━━━ Exercise passage
Are we providing adequate postpartum contraception?A Retrospective audit of postpartum contraception provided to 101 women delivering in University Hospitals of Leicester
Dr Annabel Sowemimo1, Dr Farah Siddiqui2, Mr Emeka Oloto3
1.Community Sexual and Reproductive Health ST2, Midlands Partnership NHS Foundation Trust
2.Consultant Obstetrician, University Hospitals of Leicester NHS Trust
3.Community Sexual and Reproductive Health Consultant, Midlands Partnership NHS Foundation Trust
Background: Following pregnancy it is imperative that those giving birth are given adequate information and access to the most effective methods of contraception1. Studies show that women underestimate their risk of pregnancy during the post natal period2,3; many being unaware that they require contraception after 21 days. One UK study demonstrated that 1 in 13 women presenting for an abortion or delivery had conceived within the previous year3.
Contraception in the post-natal period has been shown to avert >30% of maternal deaths and 10% of child mortality if couples space their pregnancies more than 2 years apart4. It is a particularly important intervention for women of high parity and pre-existing medical conditions. Pregnancy within the first year postpartum is associated with a greater risk of preterm, low birth weight and small for gestational age5. An inter-pregnancy interval of less than 12 months between childbirth and conceiving again is associated with increased risk of preterm birthand small for gestational age infants6.
Guidance from the Faculty of Sexual & Reproductive Health (FSRH)1 states that a choice of contraceptive method should be Initiated by 21 days after childbirth. The chosen method of contraception can be initiated immediately after childbirth if desired and if she is medically eligible. Women should be advised that the more effective long acting reversible contraceptive (LARCs) such as intrauterine contraception (IUC) and progesterone only implant (IMP) can be inserted immediately after delivery. Appropriately trained clinicians including SRH doctors and nurses, obstetricians, midwives, nurses, GPs and health visitors should be able to provide women with contraception after childbirth.
Attendances in the integrated Sexual & Reproductive Health (SRH) clinic in Leicester suggest that women are not accessing postpartum contraception in a timely fashion and often, have resumed sexual activity before accessing our services.If we are to meet the plans set out in the government’s Sexual Health Framework7 then a more robust strategy for postpartum contraception must be developed.
Objective:This audit aims to compare postpartum contraception provision at University Hospitals of Leicester (UHL) to the Faculty of Sexual and Reproductive Health (FSRH) clinical standards.
━━━━━━
━━━ Data for review
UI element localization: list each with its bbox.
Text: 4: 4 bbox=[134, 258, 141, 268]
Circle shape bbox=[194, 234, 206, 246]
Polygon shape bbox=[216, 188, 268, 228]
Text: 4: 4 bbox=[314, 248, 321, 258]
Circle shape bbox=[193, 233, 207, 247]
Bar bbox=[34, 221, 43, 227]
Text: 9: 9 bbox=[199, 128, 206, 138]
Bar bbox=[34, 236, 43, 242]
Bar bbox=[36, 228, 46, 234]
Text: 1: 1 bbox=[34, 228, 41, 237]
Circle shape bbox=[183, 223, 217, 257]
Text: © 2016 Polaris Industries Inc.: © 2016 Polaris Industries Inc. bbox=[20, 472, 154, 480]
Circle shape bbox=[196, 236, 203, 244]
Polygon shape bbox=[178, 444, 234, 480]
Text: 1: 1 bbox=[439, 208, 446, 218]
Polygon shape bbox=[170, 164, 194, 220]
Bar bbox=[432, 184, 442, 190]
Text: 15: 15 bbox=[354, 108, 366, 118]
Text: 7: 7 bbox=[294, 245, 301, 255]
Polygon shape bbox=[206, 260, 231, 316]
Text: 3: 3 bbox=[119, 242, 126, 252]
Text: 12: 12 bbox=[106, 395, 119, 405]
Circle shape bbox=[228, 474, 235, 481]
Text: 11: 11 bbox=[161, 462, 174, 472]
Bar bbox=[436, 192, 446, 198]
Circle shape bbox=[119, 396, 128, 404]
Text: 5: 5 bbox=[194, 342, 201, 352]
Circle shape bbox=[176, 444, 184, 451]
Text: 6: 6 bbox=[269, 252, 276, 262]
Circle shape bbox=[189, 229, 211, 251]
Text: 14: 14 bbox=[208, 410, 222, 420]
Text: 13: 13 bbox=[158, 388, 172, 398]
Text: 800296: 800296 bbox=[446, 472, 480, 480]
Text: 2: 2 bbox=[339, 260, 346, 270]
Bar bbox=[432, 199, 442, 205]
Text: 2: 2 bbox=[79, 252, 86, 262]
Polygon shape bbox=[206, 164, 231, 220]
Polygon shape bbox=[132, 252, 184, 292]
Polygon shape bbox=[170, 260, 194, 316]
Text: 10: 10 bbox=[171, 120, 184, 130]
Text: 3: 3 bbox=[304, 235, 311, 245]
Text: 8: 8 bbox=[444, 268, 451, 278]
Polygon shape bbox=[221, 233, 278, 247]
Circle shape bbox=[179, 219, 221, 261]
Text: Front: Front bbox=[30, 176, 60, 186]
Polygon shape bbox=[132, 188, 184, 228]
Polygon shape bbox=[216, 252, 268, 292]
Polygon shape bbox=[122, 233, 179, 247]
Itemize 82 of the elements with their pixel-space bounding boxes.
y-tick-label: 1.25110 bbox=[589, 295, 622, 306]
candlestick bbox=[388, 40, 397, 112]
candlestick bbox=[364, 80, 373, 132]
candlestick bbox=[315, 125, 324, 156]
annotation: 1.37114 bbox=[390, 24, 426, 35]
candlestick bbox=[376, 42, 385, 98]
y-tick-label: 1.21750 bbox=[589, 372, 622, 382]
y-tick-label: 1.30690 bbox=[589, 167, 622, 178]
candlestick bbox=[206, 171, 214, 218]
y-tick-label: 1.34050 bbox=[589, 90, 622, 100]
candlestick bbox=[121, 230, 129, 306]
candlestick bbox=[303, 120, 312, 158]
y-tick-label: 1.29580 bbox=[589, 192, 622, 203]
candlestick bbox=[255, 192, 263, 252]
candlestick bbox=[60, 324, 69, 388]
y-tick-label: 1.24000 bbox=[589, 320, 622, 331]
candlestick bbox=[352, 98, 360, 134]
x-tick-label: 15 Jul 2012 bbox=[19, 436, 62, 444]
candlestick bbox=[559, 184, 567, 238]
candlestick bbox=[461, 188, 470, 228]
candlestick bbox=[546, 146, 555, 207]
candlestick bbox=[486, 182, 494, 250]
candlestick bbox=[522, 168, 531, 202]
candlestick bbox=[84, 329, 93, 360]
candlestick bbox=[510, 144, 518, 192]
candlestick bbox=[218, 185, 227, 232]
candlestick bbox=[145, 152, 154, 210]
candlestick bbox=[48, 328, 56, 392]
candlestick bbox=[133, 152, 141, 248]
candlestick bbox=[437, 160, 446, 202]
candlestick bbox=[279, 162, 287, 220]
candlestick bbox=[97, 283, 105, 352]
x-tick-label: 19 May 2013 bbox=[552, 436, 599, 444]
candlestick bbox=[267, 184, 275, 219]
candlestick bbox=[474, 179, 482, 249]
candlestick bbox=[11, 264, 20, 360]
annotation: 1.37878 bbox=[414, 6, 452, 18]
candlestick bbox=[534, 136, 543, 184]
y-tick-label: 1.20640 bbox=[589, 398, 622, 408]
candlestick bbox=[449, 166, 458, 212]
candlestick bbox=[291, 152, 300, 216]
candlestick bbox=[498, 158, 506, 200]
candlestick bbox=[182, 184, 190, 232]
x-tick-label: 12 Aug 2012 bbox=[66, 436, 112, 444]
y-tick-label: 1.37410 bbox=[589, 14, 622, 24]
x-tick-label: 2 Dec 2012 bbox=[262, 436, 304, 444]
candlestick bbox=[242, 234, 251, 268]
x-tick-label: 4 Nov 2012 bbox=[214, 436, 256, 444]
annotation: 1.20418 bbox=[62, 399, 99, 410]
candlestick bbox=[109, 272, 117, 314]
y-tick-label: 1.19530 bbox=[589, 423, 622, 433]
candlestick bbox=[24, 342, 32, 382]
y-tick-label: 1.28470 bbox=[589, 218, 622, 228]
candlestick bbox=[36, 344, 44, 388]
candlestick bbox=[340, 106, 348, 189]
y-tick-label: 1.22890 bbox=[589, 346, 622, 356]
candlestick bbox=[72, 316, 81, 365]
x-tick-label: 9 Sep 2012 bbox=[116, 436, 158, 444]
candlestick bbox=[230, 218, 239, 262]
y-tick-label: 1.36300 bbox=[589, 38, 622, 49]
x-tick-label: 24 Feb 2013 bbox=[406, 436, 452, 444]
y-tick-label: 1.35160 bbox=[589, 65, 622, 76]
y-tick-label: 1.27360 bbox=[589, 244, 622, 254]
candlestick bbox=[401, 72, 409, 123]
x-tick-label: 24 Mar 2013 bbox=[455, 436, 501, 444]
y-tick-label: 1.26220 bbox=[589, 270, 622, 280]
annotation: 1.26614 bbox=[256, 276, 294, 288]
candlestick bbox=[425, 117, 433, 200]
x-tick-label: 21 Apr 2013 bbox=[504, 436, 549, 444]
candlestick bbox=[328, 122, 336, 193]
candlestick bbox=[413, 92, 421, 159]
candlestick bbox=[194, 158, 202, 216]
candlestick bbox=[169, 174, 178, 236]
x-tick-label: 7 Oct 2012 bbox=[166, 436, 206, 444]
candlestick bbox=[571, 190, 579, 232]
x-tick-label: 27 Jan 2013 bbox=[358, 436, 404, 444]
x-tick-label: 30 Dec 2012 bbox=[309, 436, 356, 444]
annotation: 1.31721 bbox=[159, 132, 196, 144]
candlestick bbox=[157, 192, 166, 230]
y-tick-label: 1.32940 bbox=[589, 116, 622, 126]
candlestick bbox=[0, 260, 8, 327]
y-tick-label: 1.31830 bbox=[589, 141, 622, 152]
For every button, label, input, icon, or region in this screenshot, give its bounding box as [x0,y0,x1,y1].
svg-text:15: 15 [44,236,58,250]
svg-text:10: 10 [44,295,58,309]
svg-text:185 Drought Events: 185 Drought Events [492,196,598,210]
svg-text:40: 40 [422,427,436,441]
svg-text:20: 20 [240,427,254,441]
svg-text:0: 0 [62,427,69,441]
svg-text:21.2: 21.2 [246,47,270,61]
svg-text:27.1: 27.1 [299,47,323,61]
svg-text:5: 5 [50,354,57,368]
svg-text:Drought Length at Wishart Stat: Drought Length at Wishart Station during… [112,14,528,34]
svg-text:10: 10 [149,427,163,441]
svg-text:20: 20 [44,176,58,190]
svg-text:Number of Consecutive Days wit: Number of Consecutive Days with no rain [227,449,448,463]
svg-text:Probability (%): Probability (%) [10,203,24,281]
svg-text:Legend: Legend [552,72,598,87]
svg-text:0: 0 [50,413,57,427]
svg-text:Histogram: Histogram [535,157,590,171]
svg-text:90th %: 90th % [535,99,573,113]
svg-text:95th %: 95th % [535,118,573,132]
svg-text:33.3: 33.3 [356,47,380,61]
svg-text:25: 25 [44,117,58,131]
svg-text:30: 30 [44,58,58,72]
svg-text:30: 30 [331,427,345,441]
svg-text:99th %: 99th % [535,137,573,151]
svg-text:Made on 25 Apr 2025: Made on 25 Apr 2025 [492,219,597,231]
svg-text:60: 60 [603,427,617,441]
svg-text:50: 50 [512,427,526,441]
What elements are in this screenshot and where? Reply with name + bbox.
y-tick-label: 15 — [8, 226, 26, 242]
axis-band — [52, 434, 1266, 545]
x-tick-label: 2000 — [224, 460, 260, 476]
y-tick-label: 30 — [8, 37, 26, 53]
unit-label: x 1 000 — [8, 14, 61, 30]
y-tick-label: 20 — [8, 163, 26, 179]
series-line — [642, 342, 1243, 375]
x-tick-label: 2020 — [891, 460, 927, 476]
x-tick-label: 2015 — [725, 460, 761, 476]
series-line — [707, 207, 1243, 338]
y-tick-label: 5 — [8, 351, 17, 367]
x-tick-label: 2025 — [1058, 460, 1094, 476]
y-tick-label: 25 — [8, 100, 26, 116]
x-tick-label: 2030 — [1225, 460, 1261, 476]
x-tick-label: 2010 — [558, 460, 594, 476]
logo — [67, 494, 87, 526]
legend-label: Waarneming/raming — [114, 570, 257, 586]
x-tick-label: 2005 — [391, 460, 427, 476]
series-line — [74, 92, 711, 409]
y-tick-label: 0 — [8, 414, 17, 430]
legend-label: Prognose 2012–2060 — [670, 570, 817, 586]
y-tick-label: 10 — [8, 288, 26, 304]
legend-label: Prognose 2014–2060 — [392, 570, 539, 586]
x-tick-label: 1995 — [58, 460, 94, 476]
━━━━━━
> **Required actions**:
1. Copy everything in the postpartum contraception audit from "Objective:This audit aims" down to "(FSRH) clinical standards.".
2. In the postpartum contraception audit, by how many days after childbirth does the FSRH guidance say a contraceptive method should be started?
3. Decide whether each statement agrees with the postpartum contraception audit, and back each yes or no with a quote from it.
(a) A UK study found that 1 in 13 women presenting for an abortion or delivery had conceived within the previous year.
(b) The audit covered 200 women who gave birth.
(c) Only obstetricians should provide contraception after childbirth.

> **Answers for the exercise**:
1.
Objective:This audit aims to compare postpartum contraception provision at University Hospitals of Leicester (UHL) to the Faculty of Sexual and Reproductive Health (FSRH) clinical standards.

2. By 21 days after childbirth.

3.
(a) Yes: "One UK study demonstrated that 1 in 13 women presenting for an abortion or delivery had conceived within the previous year"
(b) No: "provided to 101 women delivering in University Hospitals of Leicester"
(c) No: "Appropriately trained clinicians including SRH doctors and nurses, obstetricians, midwives, nurses, GPs and health visitors should be able to provide women with contraception after childbirth."